*Task list:*
A - In the condo insurance thread below, list every option or source of help RVGRINGO's last post points Mallard toward.
B - Continue the condo insurance thread below from its last post.

*Document section:*
# Condo insurance



## Mallard (Nov 15, 2012)

I own a condo in Puerto Aventuras and wondered if you could buy condo insurance for snow birds? Thanks


----------



## RVGRINGO (May 16, 2007)

What the heck is condo insurance for snowbirds? Will it protect you from the HOA?


----------



## Mallard (Nov 15, 2012)

Sorry I wasn't very clear. I am looking for insurance to cover my condo for weather, theft damage etc.


----------



## RVGRINGO (May 16, 2007)

I am sure that there must be local insurance agents in that area. Certainly, they would be able to offer you several options. Your neighbors in the condominium may also have suggestions. That said, you may find that self-insuring is an attractive option in Mexico. Generally, you cannot claim that which you cannot prove you owned; by having original receipts, etc. Labor for repairs can often be less expensive than the premiums for insurance.

*Data lines:*

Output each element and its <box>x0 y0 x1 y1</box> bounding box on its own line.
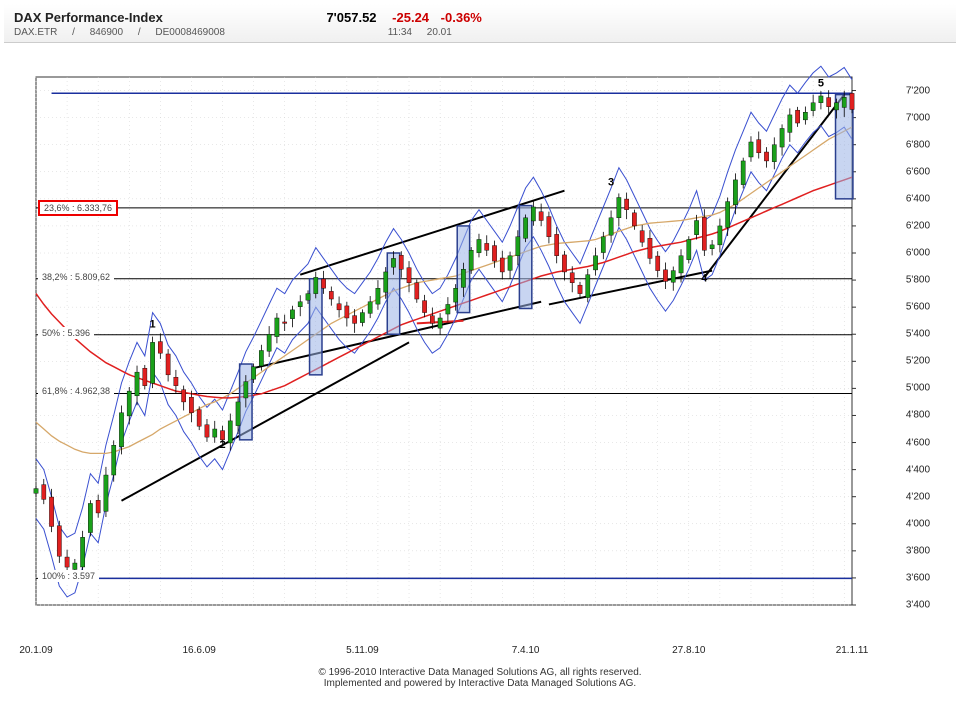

*Answers by task:*
A -
- Local insurance agents in the area
- Neighbors in the condominium
- Self-insuring

B -
----------



## rckrckr (Jan 12, 2010)

Mallard said:


> Sorry I wasn't very clear. I am looking for insurance to cover my condo for weather, theft damage etc.


Here's one possibility. You can easily get multiple quotes for various coverage types and amounts and deductibles on this website.
Mexico Home Insurance |Unique Mexico Policy in English | Mexpro.com


----------



## Mallard (Nov 15, 2012)

Thanks so much for your help. Greatly appreciated.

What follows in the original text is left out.